_Task details_: Transcribe the entries that follow, word for word.

_Records for this task_:

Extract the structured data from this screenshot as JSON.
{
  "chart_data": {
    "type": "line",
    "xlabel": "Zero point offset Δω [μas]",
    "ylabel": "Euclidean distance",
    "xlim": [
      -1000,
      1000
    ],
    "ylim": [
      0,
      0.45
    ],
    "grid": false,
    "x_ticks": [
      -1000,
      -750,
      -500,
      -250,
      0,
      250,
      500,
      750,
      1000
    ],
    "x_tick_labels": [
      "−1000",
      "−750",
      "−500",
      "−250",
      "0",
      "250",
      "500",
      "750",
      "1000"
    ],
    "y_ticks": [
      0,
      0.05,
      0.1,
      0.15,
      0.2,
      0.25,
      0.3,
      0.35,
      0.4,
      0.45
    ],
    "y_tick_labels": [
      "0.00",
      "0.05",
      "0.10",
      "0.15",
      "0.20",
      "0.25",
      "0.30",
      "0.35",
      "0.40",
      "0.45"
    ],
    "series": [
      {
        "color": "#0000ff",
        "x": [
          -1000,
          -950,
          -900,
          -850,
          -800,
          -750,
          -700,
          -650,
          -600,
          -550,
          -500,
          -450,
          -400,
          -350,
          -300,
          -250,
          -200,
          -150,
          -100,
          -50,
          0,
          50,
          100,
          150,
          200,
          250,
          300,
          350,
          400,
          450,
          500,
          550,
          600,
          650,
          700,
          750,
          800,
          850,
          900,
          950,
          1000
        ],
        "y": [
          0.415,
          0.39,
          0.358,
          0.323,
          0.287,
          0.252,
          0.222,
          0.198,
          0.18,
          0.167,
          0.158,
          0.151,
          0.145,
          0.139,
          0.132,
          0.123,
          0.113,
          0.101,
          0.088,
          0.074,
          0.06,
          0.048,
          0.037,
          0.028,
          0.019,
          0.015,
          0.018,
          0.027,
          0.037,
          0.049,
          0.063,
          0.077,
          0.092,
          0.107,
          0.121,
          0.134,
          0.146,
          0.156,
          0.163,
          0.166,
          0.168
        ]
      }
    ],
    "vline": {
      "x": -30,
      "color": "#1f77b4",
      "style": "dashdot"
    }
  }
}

_Task response_:
Extract the structured data from this screenshot as JSON.
{
  "chart_data": {
    "type": "line",
    "xlabel": "Zero point offset Δω [μas]",
    "ylabel": "Euclidean distance",
    "xlim": [
      -1000,
      1000
    ],
    "ylim": [
      0,
      0.45
    ],
    "grid": false,
    "x_ticks": [
      -1000,
      -750,
      -500,
      -250,
      0,
      250,
      500,
      750,
      1000
    ],
    "x_tick_labels": [
      "−1000",
      "−750",
      "−500",
      "−250",
      "0",
      "250",
      "500",
      "750",
      "1000"
    ],
    "y_ticks": [
      0,
      0.05,
      0.1,
      0.15,
      0.2,
      0.25,
      0.3,
      0.35,
      0.4,
      0.45
    ],
    "y_tick_labels": [
      "0.00",
      "0.05",
      "0.10",
      "0.15",
      "0.20",
      "0.25",
      "0.30",
      "0.35",
      "0.40",
      "0.45"
    ],
    "series": [
      {
        "color": "#0000ff",
        "x": [
          -1000,
          -950,
          -900,
          -850,
          -800,
          -750,
          -700,
          -650,
          -600,
          -550,
          -500,
          -450,
          -400,
          -350,
          -300,
          -250,
          -200,
          -150,
          -100,
          -50,
          0,
          50,
          100,
          150,
          200,
          250,
          300,
          350,
          400,
          450,
          500,
          550,
          600,
          650,
          700,
          750,
          800,
          850,
          900,
          950,
          1000
        ],
        "y": [
          0.415,
          0.39,
          0.358,
          0.323,
          0.287,
          0.252,
          0.222,
          0.198,
          0.18,
          0.167,
          0.158,
          0.151,
          0.145,
          0.139,
          0.132,
          0.123,
          0.113,
          0.101,
          0.088,
          0.074,
          0.06,
          0.048,
          0.037,
          0.028,
          0.019,
          0.015,
          0.018,
          0.027,
          0.037,
          0.049,
          0.063,
          0.077,
          0.092,
          0.107,
          0.121,
          0.134,
          0.146,
          0.156,
          0.163,
          0.166,
          0.168
        ]
      }
    ],
    "vline": {
      "x": -30,
      "color": "#1f77b4",
      "style": "dashdot"
    }
  }
}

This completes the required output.